Work to be completed: Type out all the records word for word. Any pictures are to be left out.

—————

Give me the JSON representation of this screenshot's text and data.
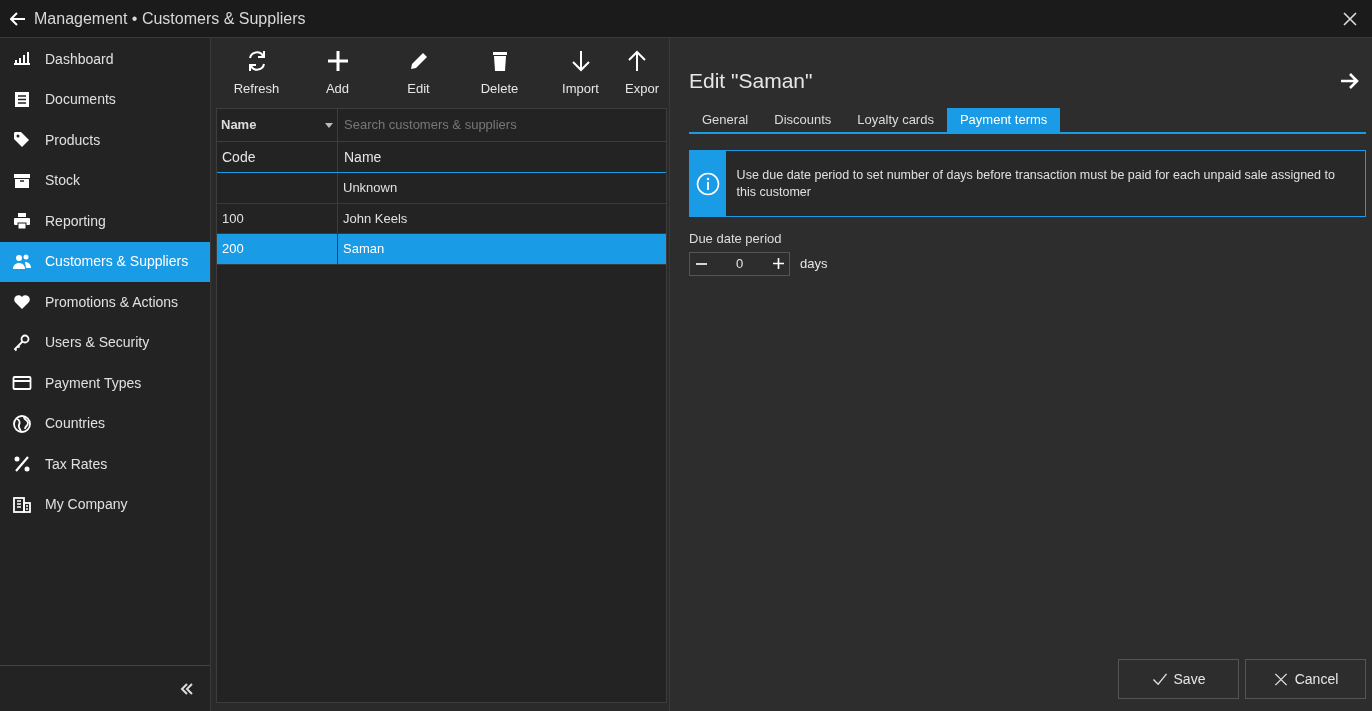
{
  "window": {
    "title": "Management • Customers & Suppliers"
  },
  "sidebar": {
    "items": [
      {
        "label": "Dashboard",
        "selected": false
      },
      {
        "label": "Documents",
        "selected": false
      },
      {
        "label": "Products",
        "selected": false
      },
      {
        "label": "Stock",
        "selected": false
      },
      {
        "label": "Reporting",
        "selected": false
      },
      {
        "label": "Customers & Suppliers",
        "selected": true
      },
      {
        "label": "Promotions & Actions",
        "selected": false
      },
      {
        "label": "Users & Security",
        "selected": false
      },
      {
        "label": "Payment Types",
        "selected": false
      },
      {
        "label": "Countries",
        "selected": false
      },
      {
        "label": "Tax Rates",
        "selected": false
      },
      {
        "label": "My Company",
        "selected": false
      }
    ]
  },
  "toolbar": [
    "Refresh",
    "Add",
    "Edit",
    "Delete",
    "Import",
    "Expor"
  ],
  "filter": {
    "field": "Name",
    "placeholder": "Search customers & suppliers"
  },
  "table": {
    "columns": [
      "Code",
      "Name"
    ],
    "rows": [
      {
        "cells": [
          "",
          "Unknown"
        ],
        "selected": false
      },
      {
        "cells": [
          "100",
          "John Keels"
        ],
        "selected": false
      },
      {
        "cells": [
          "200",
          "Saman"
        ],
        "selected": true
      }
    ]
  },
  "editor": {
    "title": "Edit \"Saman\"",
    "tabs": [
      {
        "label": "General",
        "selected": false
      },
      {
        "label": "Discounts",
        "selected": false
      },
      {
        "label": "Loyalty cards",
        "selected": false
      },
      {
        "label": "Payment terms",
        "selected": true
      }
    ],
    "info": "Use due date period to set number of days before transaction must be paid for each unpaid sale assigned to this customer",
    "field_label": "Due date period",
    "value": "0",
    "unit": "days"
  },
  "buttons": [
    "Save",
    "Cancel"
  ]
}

—————

Finished task:
Give me the JSON representation of this screenshot's text and data.
{
  "window": {
    "title": "Management • Customers & Suppliers"
  },
  "sidebar": {
    "items": [
      {
        "label": "Dashboard",
        "selected": false
      },
      {
        "label": "Documents",
        "selected": false
      },
      {
        "label": "Products",
        "selected": false
      },
      {
        "label": "Stock",
        "selected": false
      },
      {
        "label": "Reporting",
        "selected": false
      },
      {
        "label": "Customers & Suppliers",
        "selected": true
      },
      {
        "label": "Promotions & Actions",
        "selected": false
      },
      {
        "label": "Users & Security",
        "selected": false
      },
      {
        "label": "Payment Types",
        "selected": false
      },
      {
        "label": "Countries",
        "selected": false
      },
      {
        "label": "Tax Rates",
        "selected": false
      },
      {
        "label": "My Company",
        "selected": false
      }
    ]
  },
  "toolbar": [
    "Refresh",
    "Add",
    "Edit",
    "Delete",
    "Import",
    "Expor"
  ],
  "filter": {
    "field": "Name",
    "placeholder": "Search customers & suppliers"
  },
  "table": {
    "columns": [
      "Code",
      "Name"
    ],
    "rows": [
      {
        "cells": [
          "",
          "Unknown"
        ],
        "selected": false
      },
      {
        "cells": [
          "100",
          "John Keels"
        ],
        "selected": false
      },
      {
        "cells": [
          "200",
          "Saman"
        ],
        "selected": true
      }
    ]
  },
  "editor": {
    "title": "Edit \"Saman\"",
    "tabs": [
      {
        "label": "General",
        "selected": false
      },
      {
        "label": "Discounts",
        "selected": false
      },
      {
        "label": "Loyalty cards",
        "selected": false
      },
      {
        "label": "Payment terms",
        "selected": true
      }
    ],
    "info": "Use due date period to set number of days before transaction must be paid for each unpaid sale assigned to this customer",
    "field_label": "Due date period",
    "value": "0",
    "unit": "days"
  },
  "buttons": [
    "Save",
    "Cancel"
  ]
}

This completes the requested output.